[Layout annotation data]
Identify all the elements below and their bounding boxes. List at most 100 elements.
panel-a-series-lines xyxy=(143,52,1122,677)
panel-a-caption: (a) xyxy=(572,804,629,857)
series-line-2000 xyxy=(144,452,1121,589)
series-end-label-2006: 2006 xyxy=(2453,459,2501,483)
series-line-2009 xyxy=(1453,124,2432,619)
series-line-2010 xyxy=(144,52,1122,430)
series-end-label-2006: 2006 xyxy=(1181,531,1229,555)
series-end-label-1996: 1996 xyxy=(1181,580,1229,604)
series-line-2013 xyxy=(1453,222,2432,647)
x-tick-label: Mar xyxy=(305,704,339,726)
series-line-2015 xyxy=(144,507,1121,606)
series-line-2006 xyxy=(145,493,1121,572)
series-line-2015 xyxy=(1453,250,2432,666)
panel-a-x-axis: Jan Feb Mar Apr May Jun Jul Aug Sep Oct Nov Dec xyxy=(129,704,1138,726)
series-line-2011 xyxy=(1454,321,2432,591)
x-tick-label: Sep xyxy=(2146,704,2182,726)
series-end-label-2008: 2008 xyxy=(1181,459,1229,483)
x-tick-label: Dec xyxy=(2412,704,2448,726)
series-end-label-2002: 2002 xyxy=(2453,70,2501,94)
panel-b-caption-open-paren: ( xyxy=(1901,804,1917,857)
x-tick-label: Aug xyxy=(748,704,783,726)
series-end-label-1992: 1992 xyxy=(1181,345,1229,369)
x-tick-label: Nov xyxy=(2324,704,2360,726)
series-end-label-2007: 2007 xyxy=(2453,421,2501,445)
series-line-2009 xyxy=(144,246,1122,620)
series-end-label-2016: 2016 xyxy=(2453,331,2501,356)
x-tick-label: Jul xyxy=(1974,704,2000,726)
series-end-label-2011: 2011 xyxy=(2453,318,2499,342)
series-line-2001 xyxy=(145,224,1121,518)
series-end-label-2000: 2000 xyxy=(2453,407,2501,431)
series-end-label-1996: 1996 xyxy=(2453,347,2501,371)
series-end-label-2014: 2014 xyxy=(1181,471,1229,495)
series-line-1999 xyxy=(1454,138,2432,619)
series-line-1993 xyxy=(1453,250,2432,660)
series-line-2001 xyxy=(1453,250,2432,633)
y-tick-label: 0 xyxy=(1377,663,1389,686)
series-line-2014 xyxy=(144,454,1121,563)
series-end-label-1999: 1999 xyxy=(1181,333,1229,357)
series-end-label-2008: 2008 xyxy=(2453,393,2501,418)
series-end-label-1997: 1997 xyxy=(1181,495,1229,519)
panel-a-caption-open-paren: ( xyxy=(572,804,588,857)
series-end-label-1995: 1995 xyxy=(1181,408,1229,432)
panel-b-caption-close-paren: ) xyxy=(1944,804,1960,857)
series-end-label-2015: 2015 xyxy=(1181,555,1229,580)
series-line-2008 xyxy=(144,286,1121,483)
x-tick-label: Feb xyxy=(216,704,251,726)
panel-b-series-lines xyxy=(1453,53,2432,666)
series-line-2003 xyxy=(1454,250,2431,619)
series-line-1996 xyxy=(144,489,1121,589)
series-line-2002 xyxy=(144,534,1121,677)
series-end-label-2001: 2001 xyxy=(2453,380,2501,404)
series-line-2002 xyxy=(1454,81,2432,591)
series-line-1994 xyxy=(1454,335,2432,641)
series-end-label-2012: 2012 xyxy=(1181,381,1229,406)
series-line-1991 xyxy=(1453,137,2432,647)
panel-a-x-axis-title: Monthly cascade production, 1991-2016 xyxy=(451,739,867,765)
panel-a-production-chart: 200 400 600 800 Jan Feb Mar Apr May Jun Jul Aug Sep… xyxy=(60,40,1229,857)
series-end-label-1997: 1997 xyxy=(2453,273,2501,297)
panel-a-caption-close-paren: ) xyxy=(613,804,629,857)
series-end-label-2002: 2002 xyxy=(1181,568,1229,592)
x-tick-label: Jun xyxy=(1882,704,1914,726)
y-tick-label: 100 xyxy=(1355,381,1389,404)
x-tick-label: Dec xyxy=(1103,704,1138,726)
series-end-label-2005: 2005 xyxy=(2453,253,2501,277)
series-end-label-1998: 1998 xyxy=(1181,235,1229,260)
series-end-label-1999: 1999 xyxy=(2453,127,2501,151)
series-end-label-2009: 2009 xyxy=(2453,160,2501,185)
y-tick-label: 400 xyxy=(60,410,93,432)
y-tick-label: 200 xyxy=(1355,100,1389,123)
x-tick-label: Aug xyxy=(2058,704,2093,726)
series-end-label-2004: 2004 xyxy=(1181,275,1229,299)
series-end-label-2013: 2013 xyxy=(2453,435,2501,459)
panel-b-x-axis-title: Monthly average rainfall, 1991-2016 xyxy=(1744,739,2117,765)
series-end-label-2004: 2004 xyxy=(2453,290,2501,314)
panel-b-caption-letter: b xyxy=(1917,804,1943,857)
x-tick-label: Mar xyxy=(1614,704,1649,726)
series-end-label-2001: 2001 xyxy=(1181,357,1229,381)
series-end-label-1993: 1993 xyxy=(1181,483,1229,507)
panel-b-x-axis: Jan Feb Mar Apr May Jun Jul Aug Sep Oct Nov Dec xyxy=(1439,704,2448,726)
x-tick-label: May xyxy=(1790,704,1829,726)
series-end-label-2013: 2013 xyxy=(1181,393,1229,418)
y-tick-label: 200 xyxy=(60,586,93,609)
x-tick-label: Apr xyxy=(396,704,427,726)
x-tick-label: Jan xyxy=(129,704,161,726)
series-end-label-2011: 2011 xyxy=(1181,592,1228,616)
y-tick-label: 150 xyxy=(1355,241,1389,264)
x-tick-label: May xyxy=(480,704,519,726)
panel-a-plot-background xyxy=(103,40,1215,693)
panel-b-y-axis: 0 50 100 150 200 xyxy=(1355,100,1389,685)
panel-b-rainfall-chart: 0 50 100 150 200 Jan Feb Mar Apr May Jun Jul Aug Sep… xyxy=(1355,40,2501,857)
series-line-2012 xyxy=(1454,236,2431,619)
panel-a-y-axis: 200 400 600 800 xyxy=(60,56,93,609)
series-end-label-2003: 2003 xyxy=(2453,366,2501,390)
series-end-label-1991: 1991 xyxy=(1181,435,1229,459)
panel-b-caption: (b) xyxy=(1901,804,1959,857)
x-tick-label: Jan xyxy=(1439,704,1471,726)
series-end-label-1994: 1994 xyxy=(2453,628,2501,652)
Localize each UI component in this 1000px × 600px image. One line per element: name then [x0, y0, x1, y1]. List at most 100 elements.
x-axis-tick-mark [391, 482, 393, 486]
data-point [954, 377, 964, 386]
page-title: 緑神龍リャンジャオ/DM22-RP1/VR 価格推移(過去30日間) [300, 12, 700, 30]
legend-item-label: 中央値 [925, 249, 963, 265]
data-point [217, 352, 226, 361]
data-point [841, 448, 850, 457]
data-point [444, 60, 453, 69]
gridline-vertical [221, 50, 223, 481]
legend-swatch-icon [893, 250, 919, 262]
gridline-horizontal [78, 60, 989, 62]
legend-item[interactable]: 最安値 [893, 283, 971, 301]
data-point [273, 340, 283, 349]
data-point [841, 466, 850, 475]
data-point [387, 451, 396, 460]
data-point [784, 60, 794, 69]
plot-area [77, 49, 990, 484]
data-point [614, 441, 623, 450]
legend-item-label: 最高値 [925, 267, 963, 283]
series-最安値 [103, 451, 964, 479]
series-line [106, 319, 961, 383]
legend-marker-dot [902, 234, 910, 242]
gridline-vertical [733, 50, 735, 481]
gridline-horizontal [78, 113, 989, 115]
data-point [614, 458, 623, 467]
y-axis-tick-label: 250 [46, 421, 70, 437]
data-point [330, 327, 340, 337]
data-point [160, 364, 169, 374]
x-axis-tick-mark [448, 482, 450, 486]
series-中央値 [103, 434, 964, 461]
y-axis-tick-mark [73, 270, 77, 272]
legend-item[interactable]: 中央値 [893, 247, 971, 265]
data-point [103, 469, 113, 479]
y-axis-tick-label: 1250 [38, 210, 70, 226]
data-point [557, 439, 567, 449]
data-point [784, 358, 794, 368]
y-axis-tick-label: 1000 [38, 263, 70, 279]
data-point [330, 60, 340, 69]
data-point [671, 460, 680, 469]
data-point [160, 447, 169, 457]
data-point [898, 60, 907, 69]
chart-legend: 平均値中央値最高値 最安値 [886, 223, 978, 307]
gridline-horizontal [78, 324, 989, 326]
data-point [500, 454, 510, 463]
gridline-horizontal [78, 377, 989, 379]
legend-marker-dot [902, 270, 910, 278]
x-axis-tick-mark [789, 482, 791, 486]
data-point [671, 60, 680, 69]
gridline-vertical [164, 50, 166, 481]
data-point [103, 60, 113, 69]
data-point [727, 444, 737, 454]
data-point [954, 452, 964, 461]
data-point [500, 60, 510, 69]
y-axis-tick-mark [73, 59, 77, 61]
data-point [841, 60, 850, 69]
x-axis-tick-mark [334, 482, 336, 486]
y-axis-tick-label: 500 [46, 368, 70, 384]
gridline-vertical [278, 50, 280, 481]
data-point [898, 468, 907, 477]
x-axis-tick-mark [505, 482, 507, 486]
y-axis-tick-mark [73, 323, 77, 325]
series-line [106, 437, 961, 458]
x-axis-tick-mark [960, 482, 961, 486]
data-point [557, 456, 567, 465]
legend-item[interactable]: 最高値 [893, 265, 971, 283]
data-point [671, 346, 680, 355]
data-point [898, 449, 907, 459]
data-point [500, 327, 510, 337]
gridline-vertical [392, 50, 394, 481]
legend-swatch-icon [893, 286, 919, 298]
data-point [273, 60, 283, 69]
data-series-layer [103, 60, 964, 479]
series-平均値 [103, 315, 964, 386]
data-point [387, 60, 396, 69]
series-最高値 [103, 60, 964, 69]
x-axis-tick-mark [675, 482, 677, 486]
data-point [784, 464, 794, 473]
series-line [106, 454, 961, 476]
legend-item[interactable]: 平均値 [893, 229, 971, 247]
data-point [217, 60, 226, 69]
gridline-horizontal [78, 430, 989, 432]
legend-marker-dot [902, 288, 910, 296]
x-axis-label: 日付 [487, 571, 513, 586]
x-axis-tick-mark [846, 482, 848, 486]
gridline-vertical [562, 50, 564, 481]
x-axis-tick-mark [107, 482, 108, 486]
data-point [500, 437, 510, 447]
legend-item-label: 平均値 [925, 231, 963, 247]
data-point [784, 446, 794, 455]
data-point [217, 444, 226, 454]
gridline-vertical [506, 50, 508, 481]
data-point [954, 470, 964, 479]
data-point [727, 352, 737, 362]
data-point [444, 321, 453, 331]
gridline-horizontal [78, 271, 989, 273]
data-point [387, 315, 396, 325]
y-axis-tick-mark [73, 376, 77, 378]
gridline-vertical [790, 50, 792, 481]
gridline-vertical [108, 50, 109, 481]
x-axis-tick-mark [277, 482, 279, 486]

INSTRUCTIONS FOR THE TASK> Turn the material above into a numbered list, dropping any blank lines, starting at the beginning of the material and going through the line that contains "x-tick-label: Jul xyxy=(1974,704,2000,726)".

WRITTEN REPLY>
1. Identify all the elements below and their bounding boxes. List at most 100 elements.
2. panel-a-series-lines xyxy=(143,52,1122,677)
3. panel-a-caption: (a) xyxy=(572,804,629,857)
4. series-line-2000 xyxy=(144,452,1121,589)
5. series-end-label-2006: 2006 xyxy=(2453,459,2501,483)
6. series-line-2009 xyxy=(1453,124,2432,619)
7. series-line-2010 xyxy=(144,52,1122,430)
8. series-end-label-2006: 2006 xyxy=(1181,531,1229,555)
9. series-end-label-1996: 1996 xyxy=(1181,580,1229,604)
10. series-line-2013 xyxy=(1453,222,2432,647)
11. x-tick-label: Mar xyxy=(305,704,339,726)
12. series-line-2015 xyxy=(144,507,1121,606)
13. series-line-2006 xyxy=(145,493,1121,572)
14. series-line-2015 xyxy=(1453,250,2432,666)
15. panel-a-x-axis: Jan Feb Mar Apr May Jun Jul Aug Sep Oct Nov Dec xyxy=(129,704,1138,726)
16. series-line-2011 xyxy=(1454,321,2432,591)
17. x-tick-label: Sep xyxy=(2146,704,2182,726)
18. series-end-label-2008: 2008 xyxy=(1181,459,1229,483)
19. x-tick-label: Dec xyxy=(2412,704,2448,726)
20. series-end-label-2002: 2002 xyxy=(2453,70,2501,94)
21. panel-b-caption-open-paren: ( xyxy=(1901,804,1917,857)
22. x-tick-label: Aug xyxy=(748,704,783,726)
23. series-end-label-1992: 1992 xyxy=(1181,345,1229,369)
24. x-tick-label: Nov xyxy=(2324,704,2360,726)
25. series-end-label-2007: 2007 xyxy=(2453,421,2501,445)
26. series-line-2009 xyxy=(144,246,1122,620)
27. series-end-label-2016: 2016 xyxy=(2453,331,2501,356)
28. x-tick-label: Jul xyxy=(1974,704,2000,726)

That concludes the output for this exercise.